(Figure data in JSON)
= = =
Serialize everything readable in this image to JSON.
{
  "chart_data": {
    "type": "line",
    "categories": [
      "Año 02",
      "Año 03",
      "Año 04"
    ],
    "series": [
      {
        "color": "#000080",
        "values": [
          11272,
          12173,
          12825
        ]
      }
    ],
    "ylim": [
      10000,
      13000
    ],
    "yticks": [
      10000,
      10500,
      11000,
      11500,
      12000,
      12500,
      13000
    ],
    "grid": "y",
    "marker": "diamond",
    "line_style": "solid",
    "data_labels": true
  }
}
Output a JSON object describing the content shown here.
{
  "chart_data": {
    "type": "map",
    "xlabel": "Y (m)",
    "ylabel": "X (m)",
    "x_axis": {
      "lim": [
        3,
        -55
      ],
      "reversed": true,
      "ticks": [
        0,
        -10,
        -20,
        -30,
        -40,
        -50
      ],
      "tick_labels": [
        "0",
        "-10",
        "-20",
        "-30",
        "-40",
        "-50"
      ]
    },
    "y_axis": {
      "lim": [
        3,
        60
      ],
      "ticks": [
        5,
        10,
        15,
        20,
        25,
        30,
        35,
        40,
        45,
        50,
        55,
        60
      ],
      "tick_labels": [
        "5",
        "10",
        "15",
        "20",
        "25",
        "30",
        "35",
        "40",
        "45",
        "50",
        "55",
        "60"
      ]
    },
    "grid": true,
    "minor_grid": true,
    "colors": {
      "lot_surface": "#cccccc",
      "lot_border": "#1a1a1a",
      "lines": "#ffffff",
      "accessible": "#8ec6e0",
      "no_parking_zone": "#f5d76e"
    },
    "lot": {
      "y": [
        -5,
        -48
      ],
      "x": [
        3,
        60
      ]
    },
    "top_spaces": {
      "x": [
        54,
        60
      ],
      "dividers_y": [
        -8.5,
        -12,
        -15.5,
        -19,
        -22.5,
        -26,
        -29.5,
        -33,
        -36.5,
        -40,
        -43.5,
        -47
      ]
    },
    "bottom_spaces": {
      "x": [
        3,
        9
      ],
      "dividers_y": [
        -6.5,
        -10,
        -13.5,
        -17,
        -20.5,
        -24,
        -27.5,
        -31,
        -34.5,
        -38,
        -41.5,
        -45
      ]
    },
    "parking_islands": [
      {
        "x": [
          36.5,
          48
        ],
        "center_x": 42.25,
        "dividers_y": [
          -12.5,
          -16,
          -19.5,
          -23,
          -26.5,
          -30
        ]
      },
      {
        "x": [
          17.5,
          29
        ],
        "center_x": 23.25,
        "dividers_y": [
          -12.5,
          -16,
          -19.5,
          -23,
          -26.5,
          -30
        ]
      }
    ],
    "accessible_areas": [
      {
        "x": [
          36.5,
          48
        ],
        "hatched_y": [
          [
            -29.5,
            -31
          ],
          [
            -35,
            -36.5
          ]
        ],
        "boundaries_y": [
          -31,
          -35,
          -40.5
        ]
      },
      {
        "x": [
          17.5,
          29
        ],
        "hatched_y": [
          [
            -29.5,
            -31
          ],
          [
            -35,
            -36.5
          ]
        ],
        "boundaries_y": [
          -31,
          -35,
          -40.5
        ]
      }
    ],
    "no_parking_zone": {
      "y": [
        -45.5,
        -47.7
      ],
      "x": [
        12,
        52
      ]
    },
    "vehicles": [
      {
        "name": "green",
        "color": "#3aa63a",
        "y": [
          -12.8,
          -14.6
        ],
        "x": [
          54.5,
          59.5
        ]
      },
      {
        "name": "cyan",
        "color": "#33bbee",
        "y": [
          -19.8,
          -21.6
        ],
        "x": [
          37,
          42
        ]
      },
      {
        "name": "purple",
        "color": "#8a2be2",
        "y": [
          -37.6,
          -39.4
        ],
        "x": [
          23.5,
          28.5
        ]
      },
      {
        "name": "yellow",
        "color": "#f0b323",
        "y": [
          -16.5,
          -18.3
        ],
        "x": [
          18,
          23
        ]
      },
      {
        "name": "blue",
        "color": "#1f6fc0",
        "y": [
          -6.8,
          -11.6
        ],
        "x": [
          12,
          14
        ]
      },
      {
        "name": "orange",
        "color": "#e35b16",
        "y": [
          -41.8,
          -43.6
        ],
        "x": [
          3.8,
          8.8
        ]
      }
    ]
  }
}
= = =
→ Aim
The records above are to be repeated exactly, in their entirety.

→ Answer to the task
Serialize everything readable in this image to JSON.
{
  "chart_data": {
    "type": "line",
    "categories": [
      "Año 02",
      "Año 03",
      "Año 04"
    ],
    "series": [
      {
        "color": "#000080",
        "values": [
          11272,
          12173,
          12825
        ]
      }
    ],
    "ylim": [
      10000,
      13000
    ],
    "yticks": [
      10000,
      10500,
      11000,
      11500,
      12000,
      12500,
      13000
    ],
    "grid": "y",
    "marker": "diamond",
    "line_style": "solid",
    "data_labels": true
  }
}
Output a JSON object describing the content shown here.
{
  "chart_data": {
    "type": "map",
    "xlabel": "Y (m)",
    "ylabel": "X (m)",
    "x_axis": {
      "lim": [
        3,
        -55
      ],
      "reversed": true,
      "ticks": [
        0,
        -10,
        -20,
        -30,
        -40,
        -50
      ],
      "tick_labels": [
        "0",
        "-10",
        "-20",
        "-30",
        "-40",
        "-50"
      ]
    },
    "y_axis": {
      "lim": [
        3,
        60
      ],
      "ticks": [
        5,
        10,
        15,
        20,
        25,
        30,
        35,
        40,
        45,
        50,
        55,
        60
      ],
      "tick_labels": [
        "5",
        "10",
        "15",
        "20",
        "25",
        "30",
        "35",
        "40",
        "45",
        "50",
        "55",
        "60"
      ]
    },
    "grid": true,
    "minor_grid": true,
    "colors": {
      "lot_surface": "#cccccc",
      "lot_border": "#1a1a1a",
      "lines": "#ffffff",
      "accessible": "#8ec6e0",
      "no_parking_zone": "#f5d76e"
    },
    "lot": {
      "y": [
        -5,
        -48
      ],
      "x": [
        3,
        60
      ]
    },
    "top_spaces": {
      "x": [
        54,
        60
      ],
      "dividers_y": [
        -8.5,
        -12,
        -15.5,
        -19,
        -22.5,
        -26,
        -29.5,
        -33,
        -36.5,
        -40,
        -43.5,
        -47
      ]
    },
    "bottom_spaces": {
      "x": [
        3,
        9
      ],
      "dividers_y": [
        -6.5,
        -10,
        -13.5,
        -17,
        -20.5,
        -24,
        -27.5,
        -31,
        -34.5,
        -38,
        -41.5,
        -45
      ]
    },
    "parking_islands": [
      {
        "x": [
          36.5,
          48
        ],
        "center_x": 42.25,
        "dividers_y": [
          -12.5,
          -16,
          -19.5,
          -23,
          -26.5,
          -30
        ]
      },
      {
        "x": [
          17.5,
          29
        ],
        "center_x": 23.25,
        "dividers_y": [
          -12.5,
          -16,
          -19.5,
          -23,
          -26.5,
          -30
        ]
      }
    ],
    "accessible_areas": [
      {
        "x": [
          36.5,
          48
        ],
        "hatched_y": [
          [
            -29.5,
            -31
          ],
          [
            -35,
            -36.5
          ]
        ],
        "boundaries_y": [
          -31,
          -35,
          -40.5
        ]
      },
      {
        "x": [
          17.5,
          29
        ],
        "hatched_y": [
          [
            -29.5,
            -31
          ],
          [
            -35,
            -36.5
          ]
        ],
        "boundaries_y": [
          -31,
          -35,
          -40.5
        ]
      }
    ],
    "no_parking_zone": {
      "y": [
        -45.5,
        -47.7
      ],
      "x": [
        12,
        52
      ]
    },
    "vehicles": [
      {
        "name": "green",
        "color": "#3aa63a",
        "y": [
          -12.8,
          -14.6
        ],
        "x": [
          54.5,
          59.5
        ]
      },
      {
        "name": "cyan",
        "color": "#33bbee",
        "y": [
          -19.8,
          -21.6
        ],
        "x": [
          37,
          42
        ]
      },
      {
        "name": "purple",
        "color": "#8a2be2",
        "y": [
          -37.6,
          -39.4
        ],
        "x": [
          23.5,
          28.5
        ]
      },
      {
        "name": "yellow",
        "color": "#f0b323",
        "y": [
          -16.5,
          -18.3
        ],
        "x": [
          18,
          23
        ]
      },
      {
        "name": "blue",
        "color": "#1f6fc0",
        "y": [
          -6.8,
          -11.6
        ],
        "x": [
          12,
          14
        ]
      },
      {
        "name": "orange",
        "color": "#e35b16",
        "y": [
          -41.8,
          -43.6
        ],
        "x": [
          3.8,
          8.8
        ]
      }
    ]
  }
}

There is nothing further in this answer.